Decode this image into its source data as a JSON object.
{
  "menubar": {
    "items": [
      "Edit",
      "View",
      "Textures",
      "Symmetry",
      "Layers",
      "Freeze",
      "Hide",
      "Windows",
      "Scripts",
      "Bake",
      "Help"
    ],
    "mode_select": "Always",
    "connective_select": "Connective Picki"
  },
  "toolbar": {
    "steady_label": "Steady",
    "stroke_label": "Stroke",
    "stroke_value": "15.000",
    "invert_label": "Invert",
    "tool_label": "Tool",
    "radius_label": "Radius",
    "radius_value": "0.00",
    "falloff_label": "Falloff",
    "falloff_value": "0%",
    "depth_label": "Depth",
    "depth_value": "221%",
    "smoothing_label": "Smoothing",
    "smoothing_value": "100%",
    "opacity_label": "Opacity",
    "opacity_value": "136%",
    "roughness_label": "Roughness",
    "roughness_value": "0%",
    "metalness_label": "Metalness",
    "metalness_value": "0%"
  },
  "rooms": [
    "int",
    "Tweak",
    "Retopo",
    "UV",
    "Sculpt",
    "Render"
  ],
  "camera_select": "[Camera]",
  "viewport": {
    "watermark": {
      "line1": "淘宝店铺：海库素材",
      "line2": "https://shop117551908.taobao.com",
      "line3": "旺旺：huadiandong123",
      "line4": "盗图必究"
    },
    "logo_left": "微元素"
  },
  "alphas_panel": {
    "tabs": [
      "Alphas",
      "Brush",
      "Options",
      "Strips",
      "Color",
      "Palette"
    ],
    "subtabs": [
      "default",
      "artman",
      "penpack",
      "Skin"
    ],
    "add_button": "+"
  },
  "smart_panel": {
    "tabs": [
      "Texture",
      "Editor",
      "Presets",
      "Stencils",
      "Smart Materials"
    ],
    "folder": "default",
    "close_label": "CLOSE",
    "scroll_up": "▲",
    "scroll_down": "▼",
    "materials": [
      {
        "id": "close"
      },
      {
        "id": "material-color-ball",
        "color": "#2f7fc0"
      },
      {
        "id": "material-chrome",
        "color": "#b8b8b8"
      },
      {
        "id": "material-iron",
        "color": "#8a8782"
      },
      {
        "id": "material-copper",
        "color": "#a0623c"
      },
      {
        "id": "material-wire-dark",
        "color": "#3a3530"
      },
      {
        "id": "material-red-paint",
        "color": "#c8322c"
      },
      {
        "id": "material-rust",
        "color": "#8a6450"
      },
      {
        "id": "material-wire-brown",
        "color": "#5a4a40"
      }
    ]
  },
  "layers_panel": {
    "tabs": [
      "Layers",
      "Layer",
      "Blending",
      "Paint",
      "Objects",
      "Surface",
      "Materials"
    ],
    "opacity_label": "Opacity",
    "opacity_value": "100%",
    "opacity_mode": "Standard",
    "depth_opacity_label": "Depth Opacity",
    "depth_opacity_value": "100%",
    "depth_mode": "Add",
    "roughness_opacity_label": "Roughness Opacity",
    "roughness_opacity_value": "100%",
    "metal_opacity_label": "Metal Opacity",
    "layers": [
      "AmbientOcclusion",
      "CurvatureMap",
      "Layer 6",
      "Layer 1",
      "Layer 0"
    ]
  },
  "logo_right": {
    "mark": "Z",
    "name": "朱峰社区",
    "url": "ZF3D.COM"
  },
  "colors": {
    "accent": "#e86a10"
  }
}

Problem requirements
Write the data from above out again, exactly.

Answer to this exercise
Decode this image into its source data as a JSON object.
{
  "menubar": {
    "items": [
      "Edit",
      "View",
      "Textures",
      "Symmetry",
      "Layers",
      "Freeze",
      "Hide",
      "Windows",
      "Scripts",
      "Bake",
      "Help"
    ],
    "mode_select": "Always",
    "connective_select": "Connective Picki"
  },
  "toolbar": {
    "steady_label": "Steady",
    "stroke_label": "Stroke",
    "stroke_value": "15.000",
    "invert_label": "Invert",
    "tool_label": "Tool",
    "radius_label": "Radius",
    "radius_value": "0.00",
    "falloff_label": "Falloff",
    "falloff_value": "0%",
    "depth_label": "Depth",
    "depth_value": "221%",
    "smoothing_label": "Smoothing",
    "smoothing_value": "100%",
    "opacity_label": "Opacity",
    "opacity_value": "136%",
    "roughness_label": "Roughness",
    "roughness_value": "0%",
    "metalness_label": "Metalness",
    "metalness_value": "0%"
  },
  "rooms": [
    "int",
    "Tweak",
    "Retopo",
    "UV",
    "Sculpt",
    "Render"
  ],
  "camera_select": "[Camera]",
  "viewport": {
    "watermark": {
      "line1": "淘宝店铺：海库素材",
      "line2": "https://shop117551908.taobao.com",
      "line3": "旺旺：huadiandong123",
      "line4": "盗图必究"
    },
    "logo_left": "微元素"
  },
  "alphas_panel": {
    "tabs": [
      "Alphas",
      "Brush",
      "Options",
      "Strips",
      "Color",
      "Palette"
    ],
    "subtabs": [
      "default",
      "artman",
      "penpack",
      "Skin"
    ],
    "add_button": "+"
  },
  "smart_panel": {
    "tabs": [
      "Texture",
      "Editor",
      "Presets",
      "Stencils",
      "Smart Materials"
    ],
    "folder": "default",
    "close_label": "CLOSE",
    "scroll_up": "▲",
    "scroll_down": "▼",
    "materials": [
      {
        "id": "close"
      },
      {
        "id": "material-color-ball",
        "color": "#2f7fc0"
      },
      {
        "id": "material-chrome",
        "color": "#b8b8b8"
      },
      {
        "id": "material-iron",
        "color": "#8a8782"
      },
      {
        "id": "material-copper",
        "color": "#a0623c"
      },
      {
        "id": "material-wire-dark",
        "color": "#3a3530"
      },
      {
        "id": "material-red-paint",
        "color": "#c8322c"
      },
      {
        "id": "material-rust",
        "color": "#8a6450"
      },
      {
        "id": "material-wire-brown",
        "color": "#5a4a40"
      }
    ]
  },
  "layers_panel": {
    "tabs": [
      "Layers",
      "Layer",
      "Blending",
      "Paint",
      "Objects",
      "Surface",
      "Materials"
    ],
    "opacity_label": "Opacity",
    "opacity_value": "100%",
    "opacity_mode": "Standard",
    "depth_opacity_label": "Depth Opacity",
    "depth_opacity_value": "100%",
    "depth_mode": "Add",
    "roughness_opacity_label": "Roughness Opacity",
    "roughness_opacity_value": "100%",
    "metal_opacity_label": "Metal Opacity",
    "layers": [
      "AmbientOcclusion",
      "CurvatureMap",
      "Layer 6",
      "Layer 1",
      "Layer 0"
    ]
  },
  "logo_right": {
    "mark": "Z",
    "name": "朱峰社区",
    "url": "ZF3D.COM"
  },
  "colors": {
    "accent": "#e86a10"
  }
}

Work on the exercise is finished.